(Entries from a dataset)

-=-=-

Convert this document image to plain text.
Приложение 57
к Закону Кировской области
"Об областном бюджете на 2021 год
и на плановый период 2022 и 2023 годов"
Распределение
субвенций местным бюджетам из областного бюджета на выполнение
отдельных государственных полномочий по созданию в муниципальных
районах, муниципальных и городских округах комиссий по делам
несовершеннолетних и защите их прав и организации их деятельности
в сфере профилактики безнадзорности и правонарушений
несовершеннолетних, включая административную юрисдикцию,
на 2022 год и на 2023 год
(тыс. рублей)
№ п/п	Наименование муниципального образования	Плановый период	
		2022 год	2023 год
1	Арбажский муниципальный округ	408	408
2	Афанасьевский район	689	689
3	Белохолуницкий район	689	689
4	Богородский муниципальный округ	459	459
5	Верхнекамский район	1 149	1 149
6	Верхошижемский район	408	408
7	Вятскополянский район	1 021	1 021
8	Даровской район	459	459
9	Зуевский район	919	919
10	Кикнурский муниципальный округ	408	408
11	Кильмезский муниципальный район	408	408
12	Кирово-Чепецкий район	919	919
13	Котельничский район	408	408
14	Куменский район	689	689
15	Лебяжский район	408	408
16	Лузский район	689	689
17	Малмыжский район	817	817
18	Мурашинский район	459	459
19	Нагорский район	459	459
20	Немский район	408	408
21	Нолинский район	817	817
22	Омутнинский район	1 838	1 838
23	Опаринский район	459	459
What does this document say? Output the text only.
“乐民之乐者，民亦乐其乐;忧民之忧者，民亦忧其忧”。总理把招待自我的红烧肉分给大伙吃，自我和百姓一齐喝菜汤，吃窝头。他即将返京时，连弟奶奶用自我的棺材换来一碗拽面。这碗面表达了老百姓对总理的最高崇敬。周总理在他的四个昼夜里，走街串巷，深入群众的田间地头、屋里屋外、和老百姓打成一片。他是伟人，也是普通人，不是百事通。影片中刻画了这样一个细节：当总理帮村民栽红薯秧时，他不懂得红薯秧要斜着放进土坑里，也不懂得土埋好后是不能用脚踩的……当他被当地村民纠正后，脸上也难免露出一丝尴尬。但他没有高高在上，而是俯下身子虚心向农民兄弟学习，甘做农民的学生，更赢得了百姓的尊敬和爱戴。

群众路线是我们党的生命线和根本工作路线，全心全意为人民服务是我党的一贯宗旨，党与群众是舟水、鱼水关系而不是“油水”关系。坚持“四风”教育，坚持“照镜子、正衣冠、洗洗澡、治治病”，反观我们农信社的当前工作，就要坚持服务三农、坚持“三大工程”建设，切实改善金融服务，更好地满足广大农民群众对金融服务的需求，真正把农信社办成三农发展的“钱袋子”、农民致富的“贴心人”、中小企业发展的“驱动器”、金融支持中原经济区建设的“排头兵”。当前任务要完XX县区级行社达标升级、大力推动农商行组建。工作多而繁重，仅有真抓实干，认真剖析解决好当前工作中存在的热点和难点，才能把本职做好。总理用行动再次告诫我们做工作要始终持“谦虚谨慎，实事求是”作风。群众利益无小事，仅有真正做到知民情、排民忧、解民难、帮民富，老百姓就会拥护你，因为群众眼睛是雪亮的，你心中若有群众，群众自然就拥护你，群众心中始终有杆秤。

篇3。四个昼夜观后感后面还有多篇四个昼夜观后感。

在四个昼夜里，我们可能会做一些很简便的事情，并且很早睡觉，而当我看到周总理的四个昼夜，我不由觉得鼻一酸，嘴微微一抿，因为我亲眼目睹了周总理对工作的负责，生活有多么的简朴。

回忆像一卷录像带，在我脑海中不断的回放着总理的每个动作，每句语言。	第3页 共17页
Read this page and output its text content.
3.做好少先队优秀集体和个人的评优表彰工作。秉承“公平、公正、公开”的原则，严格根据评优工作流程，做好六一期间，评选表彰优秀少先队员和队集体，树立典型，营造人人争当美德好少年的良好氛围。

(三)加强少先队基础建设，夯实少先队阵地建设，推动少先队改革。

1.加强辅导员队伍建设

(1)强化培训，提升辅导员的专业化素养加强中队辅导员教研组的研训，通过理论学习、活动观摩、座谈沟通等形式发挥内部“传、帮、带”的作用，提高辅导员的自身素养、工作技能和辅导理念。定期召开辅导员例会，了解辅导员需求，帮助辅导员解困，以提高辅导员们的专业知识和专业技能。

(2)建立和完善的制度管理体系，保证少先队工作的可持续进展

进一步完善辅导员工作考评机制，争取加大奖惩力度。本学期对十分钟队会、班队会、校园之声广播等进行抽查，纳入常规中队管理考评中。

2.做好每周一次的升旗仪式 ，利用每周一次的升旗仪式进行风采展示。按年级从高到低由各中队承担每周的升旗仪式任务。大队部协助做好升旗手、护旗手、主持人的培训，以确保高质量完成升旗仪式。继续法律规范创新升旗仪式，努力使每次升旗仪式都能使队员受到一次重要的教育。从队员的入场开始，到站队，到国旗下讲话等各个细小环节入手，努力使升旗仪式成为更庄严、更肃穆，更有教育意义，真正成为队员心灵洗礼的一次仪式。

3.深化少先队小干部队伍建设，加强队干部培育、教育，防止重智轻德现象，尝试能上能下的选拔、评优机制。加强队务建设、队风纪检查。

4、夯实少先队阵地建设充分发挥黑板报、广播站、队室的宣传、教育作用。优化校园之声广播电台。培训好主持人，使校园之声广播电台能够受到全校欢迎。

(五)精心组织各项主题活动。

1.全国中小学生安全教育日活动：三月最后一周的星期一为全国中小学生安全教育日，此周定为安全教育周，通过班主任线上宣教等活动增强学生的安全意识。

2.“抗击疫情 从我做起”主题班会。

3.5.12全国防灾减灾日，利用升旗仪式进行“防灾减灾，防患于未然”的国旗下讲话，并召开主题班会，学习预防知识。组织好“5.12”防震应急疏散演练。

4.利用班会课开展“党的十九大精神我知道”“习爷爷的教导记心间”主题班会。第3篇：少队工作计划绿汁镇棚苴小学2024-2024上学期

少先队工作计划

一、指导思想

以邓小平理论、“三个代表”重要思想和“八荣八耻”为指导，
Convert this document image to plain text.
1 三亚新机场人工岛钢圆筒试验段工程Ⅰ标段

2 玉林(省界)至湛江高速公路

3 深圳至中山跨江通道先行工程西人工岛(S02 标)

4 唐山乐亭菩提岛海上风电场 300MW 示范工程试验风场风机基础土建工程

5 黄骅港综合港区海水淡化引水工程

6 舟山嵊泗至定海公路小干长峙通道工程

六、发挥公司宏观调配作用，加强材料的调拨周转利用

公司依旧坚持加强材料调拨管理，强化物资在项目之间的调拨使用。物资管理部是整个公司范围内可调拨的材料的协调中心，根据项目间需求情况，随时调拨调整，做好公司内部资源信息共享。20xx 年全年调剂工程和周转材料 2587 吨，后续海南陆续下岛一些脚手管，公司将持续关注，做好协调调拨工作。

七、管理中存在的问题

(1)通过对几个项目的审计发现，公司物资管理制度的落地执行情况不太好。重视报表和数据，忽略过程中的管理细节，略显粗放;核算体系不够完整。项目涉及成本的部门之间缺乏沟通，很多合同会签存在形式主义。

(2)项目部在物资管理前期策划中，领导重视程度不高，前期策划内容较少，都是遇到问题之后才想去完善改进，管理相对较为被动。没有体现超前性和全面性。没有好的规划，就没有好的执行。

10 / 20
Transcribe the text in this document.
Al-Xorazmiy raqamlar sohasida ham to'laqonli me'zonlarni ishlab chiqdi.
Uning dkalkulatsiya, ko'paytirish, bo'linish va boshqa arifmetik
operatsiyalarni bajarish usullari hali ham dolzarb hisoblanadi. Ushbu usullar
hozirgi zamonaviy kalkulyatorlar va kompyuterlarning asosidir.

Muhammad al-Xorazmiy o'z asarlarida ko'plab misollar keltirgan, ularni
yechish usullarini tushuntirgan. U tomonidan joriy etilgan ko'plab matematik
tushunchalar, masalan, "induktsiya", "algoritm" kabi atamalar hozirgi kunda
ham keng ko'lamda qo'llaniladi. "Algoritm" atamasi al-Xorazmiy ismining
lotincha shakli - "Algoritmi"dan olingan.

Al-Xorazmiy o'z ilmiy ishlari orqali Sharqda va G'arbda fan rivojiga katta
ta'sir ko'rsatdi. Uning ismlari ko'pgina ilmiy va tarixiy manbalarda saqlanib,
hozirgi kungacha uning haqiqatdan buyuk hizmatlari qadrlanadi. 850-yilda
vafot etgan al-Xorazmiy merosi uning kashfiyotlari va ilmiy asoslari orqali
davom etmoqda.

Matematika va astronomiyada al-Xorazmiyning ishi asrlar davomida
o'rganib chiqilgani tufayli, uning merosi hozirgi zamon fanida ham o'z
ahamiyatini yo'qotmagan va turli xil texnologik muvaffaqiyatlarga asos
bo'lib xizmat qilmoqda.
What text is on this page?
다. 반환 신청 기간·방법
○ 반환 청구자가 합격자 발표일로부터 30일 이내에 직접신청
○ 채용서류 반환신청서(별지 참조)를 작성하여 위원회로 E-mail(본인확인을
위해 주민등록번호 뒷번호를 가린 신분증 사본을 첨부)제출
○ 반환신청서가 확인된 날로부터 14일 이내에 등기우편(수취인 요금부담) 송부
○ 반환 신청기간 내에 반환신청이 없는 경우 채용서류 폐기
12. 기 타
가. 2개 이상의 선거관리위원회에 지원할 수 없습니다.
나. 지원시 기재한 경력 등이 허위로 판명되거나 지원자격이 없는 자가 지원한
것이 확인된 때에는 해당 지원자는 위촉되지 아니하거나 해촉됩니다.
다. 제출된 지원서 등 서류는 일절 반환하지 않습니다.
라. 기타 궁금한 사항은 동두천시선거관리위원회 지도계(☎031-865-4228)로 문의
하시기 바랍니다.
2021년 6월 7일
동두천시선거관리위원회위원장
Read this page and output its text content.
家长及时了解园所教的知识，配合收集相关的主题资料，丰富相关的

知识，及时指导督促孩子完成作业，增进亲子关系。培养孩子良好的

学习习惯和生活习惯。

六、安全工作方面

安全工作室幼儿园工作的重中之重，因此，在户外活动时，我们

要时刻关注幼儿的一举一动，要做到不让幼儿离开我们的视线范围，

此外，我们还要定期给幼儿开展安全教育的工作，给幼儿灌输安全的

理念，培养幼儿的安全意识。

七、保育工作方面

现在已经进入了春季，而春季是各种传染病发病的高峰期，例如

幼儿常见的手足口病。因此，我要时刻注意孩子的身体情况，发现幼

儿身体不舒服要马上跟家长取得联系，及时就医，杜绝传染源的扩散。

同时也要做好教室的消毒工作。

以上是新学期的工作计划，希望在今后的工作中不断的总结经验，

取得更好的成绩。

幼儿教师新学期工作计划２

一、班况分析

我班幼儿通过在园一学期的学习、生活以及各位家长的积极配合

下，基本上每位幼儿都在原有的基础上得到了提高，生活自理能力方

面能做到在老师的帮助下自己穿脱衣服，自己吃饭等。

-=-=-

Aim of the task:
Lines that hold the word "text" are the ones to return, every one of them.

Task output:
Convert this document image to plain text.
What does this document say? Output the text only.
Read this page and output its text content.
Convert this document image to plain text.
Transcribe the text in this document.
What text is on this page?
Read this page and output its text content.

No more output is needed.